__DIRECTIONS__
Your task is to output all the records below, word for word.

__INPUT ROWS__
※

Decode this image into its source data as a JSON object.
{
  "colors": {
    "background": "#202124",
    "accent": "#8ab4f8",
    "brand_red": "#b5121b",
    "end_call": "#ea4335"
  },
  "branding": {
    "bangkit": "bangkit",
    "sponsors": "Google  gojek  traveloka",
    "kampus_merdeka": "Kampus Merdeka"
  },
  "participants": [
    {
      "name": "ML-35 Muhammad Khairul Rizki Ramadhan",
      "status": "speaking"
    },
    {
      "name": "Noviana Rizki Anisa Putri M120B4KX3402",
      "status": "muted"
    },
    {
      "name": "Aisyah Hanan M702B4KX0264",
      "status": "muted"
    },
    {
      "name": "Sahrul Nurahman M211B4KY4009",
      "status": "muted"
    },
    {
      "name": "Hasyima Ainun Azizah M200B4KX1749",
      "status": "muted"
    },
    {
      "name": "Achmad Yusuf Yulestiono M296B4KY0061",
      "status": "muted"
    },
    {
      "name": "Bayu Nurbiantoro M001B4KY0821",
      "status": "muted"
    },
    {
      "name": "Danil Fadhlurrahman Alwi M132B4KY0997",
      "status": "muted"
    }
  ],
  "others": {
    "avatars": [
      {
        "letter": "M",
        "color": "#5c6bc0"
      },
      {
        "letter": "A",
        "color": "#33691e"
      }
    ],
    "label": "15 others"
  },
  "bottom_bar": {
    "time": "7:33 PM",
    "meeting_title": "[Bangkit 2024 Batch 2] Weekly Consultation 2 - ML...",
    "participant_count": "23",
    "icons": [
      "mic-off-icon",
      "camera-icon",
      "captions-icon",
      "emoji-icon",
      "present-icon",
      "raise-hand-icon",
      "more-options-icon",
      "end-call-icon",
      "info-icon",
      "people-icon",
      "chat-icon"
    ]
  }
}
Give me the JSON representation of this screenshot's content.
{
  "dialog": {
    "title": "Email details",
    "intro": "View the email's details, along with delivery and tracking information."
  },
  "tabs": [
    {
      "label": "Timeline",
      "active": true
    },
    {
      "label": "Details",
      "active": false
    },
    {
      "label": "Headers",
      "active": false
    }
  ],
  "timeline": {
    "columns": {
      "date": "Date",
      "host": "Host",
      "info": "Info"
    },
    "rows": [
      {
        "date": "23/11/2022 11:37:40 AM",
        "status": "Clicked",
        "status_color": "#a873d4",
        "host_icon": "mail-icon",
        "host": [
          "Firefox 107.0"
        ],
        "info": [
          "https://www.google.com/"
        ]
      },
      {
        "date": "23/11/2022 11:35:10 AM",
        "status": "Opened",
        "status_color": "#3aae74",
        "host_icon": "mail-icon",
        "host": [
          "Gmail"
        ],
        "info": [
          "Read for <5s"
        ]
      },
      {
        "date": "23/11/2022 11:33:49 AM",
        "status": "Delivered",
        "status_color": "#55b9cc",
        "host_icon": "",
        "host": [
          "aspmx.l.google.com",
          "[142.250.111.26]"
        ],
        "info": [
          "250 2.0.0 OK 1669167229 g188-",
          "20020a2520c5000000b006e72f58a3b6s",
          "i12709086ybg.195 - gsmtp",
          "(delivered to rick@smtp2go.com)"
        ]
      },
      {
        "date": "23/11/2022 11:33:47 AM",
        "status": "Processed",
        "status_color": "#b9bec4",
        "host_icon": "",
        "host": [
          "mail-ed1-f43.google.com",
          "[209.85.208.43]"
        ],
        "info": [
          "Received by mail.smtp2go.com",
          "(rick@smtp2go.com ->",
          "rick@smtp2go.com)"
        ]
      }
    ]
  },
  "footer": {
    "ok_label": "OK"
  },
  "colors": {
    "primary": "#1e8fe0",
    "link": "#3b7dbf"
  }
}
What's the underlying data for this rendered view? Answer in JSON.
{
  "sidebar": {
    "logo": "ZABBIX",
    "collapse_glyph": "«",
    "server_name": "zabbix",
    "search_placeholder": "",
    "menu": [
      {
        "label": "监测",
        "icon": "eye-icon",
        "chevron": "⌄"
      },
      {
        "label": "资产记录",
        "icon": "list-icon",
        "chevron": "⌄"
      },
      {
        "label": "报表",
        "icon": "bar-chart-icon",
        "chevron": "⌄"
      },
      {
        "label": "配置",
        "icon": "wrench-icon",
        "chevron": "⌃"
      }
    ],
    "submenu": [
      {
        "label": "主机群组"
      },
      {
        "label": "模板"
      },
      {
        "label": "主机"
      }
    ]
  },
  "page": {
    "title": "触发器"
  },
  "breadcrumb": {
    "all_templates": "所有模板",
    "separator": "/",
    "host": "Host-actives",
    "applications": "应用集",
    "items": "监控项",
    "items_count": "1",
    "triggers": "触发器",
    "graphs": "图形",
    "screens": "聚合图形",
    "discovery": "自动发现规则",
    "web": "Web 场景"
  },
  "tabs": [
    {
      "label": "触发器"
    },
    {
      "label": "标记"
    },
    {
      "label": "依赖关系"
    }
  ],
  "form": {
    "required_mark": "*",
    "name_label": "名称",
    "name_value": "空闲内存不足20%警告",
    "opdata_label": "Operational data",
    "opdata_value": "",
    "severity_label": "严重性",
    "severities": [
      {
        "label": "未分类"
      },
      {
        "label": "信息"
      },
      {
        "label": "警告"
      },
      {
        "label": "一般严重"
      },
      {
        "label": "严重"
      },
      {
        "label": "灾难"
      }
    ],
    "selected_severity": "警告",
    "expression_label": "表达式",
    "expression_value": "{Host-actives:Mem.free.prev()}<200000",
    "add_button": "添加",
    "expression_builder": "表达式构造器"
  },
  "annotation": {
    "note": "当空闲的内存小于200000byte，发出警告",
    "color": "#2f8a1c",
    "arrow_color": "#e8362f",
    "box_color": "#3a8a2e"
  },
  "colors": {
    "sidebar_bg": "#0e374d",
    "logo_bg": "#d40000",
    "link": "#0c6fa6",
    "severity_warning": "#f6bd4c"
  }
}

※

__RESULT BELOW__
Decode this image into its source data as a JSON object.
{
  "colors": {
    "background": "#202124",
    "accent": "#8ab4f8",
    "brand_red": "#b5121b",
    "end_call": "#ea4335"
  },
  "branding": {
    "bangkit": "bangkit",
    "sponsors": "Google  gojek  traveloka",
    "kampus_merdeka": "Kampus Merdeka"
  },
  "participants": [
    {
      "name": "ML-35 Muhammad Khairul Rizki Ramadhan",
      "status": "speaking"
    },
    {
      "name": "Noviana Rizki Anisa Putri M120B4KX3402",
      "status": "muted"
    },
    {
      "name": "Aisyah Hanan M702B4KX0264",
      "status": "muted"
    },
    {
      "name": "Sahrul Nurahman M211B4KY4009",
      "status": "muted"
    },
    {
      "name": "Hasyima Ainun Azizah M200B4KX1749",
      "status": "muted"
    },
    {
      "name": "Achmad Yusuf Yulestiono M296B4KY0061",
      "status": "muted"
    },
    {
      "name": "Bayu Nurbiantoro M001B4KY0821",
      "status": "muted"
    },
    {
      "name": "Danil Fadhlurrahman Alwi M132B4KY0997",
      "status": "muted"
    }
  ],
  "others": {
    "avatars": [
      {
        "letter": "M",
        "color": "#5c6bc0"
      },
      {
        "letter": "A",
        "color": "#33691e"
      }
    ],
    "label": "15 others"
  },
  "bottom_bar": {
    "time": "7:33 PM",
    "meeting_title": "[Bangkit 2024 Batch 2] Weekly Consultation 2 - ML...",
    "participant_count": "23",
    "icons": [
      "mic-off-icon",
      "camera-icon",
      "captions-icon",
      "emoji-icon",
      "present-icon",
      "raise-hand-icon",
      "more-options-icon",
      "end-call-icon",
      "info-icon",
      "people-icon",
      "chat-icon"
    ]
  }
}
Give me the JSON representation of this screenshot's content.
{
  "dialog": {
    "title": "Email details",
    "intro": "View the email's details, along with delivery and tracking information."
  },
  "tabs": [
    {
      "label": "Timeline",
      "active": true
    },
    {
      "label": "Details",
      "active": false
    },
    {
      "label": "Headers",
      "active": false
    }
  ],
  "timeline": {
    "columns": {
      "date": "Date",
      "host": "Host",
      "info": "Info"
    },
    "rows": [
      {
        "date": "23/11/2022 11:37:40 AM",
        "status": "Clicked",
        "status_color": "#a873d4",
        "host_icon": "mail-icon",
        "host": [
          "Firefox 107.0"
        ],
        "info": [
          "https://www.google.com/"
        ]
      },
      {
        "date": "23/11/2022 11:35:10 AM",
        "status": "Opened",
        "status_color": "#3aae74",
        "host_icon": "mail-icon",
        "host": [
          "Gmail"
        ],
        "info": [
          "Read for <5s"
        ]
      },
      {
        "date": "23/11/2022 11:33:49 AM",
        "status": "Delivered",
        "status_color": "#55b9cc",
        "host_icon": "",
        "host": [
          "aspmx.l.google.com",
          "[142.250.111.26]"
        ],
        "info": [
          "250 2.0.0 OK 1669167229 g188-",
          "20020a2520c5000000b006e72f58a3b6s",
          "i12709086ybg.195 - gsmtp",
          "(delivered to rick@smtp2go.com)"
        ]
      },
      {
        "date": "23/11/2022 11:33:47 AM",
        "status": "Processed",
        "status_color": "#b9bec4",
        "host_icon": "",
        "host": [
          "mail-ed1-f43.google.com",
          "[209.85.208.43]"
        ],
        "info": [
          "Received by mail.smtp2go.com",
          "(rick@smtp2go.com ->",
          "rick@smtp2go.com)"
        ]
      }
    ]
  },
  "footer": {
    "ok_label": "OK"
  },
  "colors": {
    "primary": "#1e8fe0",
    "link": "#3b7dbf"
  }
}
What's the underlying data for this rendered view? Answer in JSON.
{
  "sidebar": {
    "logo": "ZABBIX",
    "collapse_glyph": "«",
    "server_name": "zabbix",
    "search_placeholder": "",
    "menu": [
      {
        "label": "监测",
        "icon": "eye-icon",
        "chevron": "⌄"
      },
      {
        "label": "资产记录",
        "icon": "list-icon",
        "chevron": "⌄"
      },
      {
        "label": "报表",
        "icon": "bar-chart-icon",
        "chevron": "⌄"
      },
      {
        "label": "配置",
        "icon": "wrench-icon",
        "chevron": "⌃"
      }
    ],
    "submenu": [
      {
        "label": "主机群组"
      },
      {
        "label": "模板"
      },
      {
        "label": "主机"
      }
    ]
  },
  "page": {
    "title": "触发器"
  },
  "breadcrumb": {
    "all_templates": "所有模板",
    "separator": "/",
    "host": "Host-actives",
    "applications": "应用集",
    "items": "监控项",
    "items_count": "1",
    "triggers": "触发器",
    "graphs": "图形",
    "screens": "聚合图形",
    "discovery": "自动发现规则",
    "web": "Web 场景"
  },
  "tabs": [
    {
      "label": "触发器"
    },
    {
      "label": "标记"
    },
    {
      "label": "依赖关系"
    }
  ],
  "form": {
    "required_mark": "*",
    "name_label": "名称",
    "name_value": "空闲内存不足20%警告",
    "opdata_label": "Operational data",
    "opdata_value": "",
    "severity_label": "严重性",
    "severities": [
      {
        "label": "未分类"
      },
      {
        "label": "信息"
      },
      {
        "label": "警告"
      },
      {
        "label": "一般严重"
      },
      {
        "label": "严重"
      },
      {
        "label": "灾难"
      }
    ],
    "selected_severity": "警告",
    "expression_label": "表达式",
    "expression_value": "{Host-actives:Mem.free.prev()}<200000",
    "add_button": "添加",
    "expression_builder": "表达式构造器"
  },
  "annotation": {
    "note": "当空闲的内存小于200000byte，发出警告",
    "color": "#2f8a1c",
    "arrow_color": "#e8362f",
    "box_color": "#3a8a2e"
  },
  "colors": {
    "sidebar_bg": "#0e374d",
    "logo_bg": "#d40000",
    "link": "#0c6fa6",
    "severity_warning": "#f6bd4c"
  }
}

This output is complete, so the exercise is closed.